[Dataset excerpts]
►
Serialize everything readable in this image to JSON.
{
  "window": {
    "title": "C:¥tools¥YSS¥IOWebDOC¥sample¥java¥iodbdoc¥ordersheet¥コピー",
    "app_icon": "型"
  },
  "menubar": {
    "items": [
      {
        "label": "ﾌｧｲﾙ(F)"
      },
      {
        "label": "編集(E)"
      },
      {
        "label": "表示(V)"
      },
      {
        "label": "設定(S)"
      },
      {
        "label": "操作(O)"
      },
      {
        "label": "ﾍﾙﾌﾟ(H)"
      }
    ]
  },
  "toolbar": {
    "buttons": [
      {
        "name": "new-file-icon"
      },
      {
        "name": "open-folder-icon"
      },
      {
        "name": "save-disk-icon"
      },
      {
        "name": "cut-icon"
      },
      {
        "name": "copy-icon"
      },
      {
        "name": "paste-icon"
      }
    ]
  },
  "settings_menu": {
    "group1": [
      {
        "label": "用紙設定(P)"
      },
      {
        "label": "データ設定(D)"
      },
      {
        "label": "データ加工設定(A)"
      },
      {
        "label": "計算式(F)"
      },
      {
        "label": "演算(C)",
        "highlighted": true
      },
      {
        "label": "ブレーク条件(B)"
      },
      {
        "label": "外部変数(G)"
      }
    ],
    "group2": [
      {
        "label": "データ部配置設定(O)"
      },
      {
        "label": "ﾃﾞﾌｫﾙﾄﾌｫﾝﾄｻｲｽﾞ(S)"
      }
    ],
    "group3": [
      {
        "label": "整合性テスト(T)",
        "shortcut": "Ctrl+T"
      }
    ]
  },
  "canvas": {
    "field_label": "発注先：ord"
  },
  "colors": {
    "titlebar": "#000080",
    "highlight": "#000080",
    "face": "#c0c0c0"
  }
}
◄
• [What is asked]: Give the listing above again, word for word.

• [Answer for this exercise]:
Serialize everything readable in this image to JSON.
{
  "window": {
    "title": "C:¥tools¥YSS¥IOWebDOC¥sample¥java¥iodbdoc¥ordersheet¥コピー",
    "app_icon": "型"
  },
  "menubar": {
    "items": [
      {
        "label": "ﾌｧｲﾙ(F)"
      },
      {
        "label": "編集(E)"
      },
      {
        "label": "表示(V)"
      },
      {
        "label": "設定(S)"
      },
      {
        "label": "操作(O)"
      },
      {
        "label": "ﾍﾙﾌﾟ(H)"
      }
    ]
  },
  "toolbar": {
    "buttons": [
      {
        "name": "new-file-icon"
      },
      {
        "name": "open-folder-icon"
      },
      {
        "name": "save-disk-icon"
      },
      {
        "name": "cut-icon"
      },
      {
        "name": "copy-icon"
      },
      {
        "name": "paste-icon"
      }
    ]
  },
  "settings_menu": {
    "group1": [
      {
        "label": "用紙設定(P)"
      },
      {
        "label": "データ設定(D)"
      },
      {
        "label": "データ加工設定(A)"
      },
      {
        "label": "計算式(F)"
      },
      {
        "label": "演算(C)",
        "highlighted": true
      },
      {
        "label": "ブレーク条件(B)"
      },
      {
        "label": "外部変数(G)"
      }
    ],
    "group2": [
      {
        "label": "データ部配置設定(O)"
      },
      {
        "label": "ﾃﾞﾌｫﾙﾄﾌｫﾝﾄｻｲｽﾞ(S)"
      }
    ],
    "group3": [
      {
        "label": "整合性テスト(T)",
        "shortcut": "Ctrl+T"
      }
    ]
  },
  "canvas": {
    "field_label": "発注先：ord"
  },
  "colors": {
    "titlebar": "#000080",
    "highlight": "#000080",
    "face": "#c0c0c0"
  }
}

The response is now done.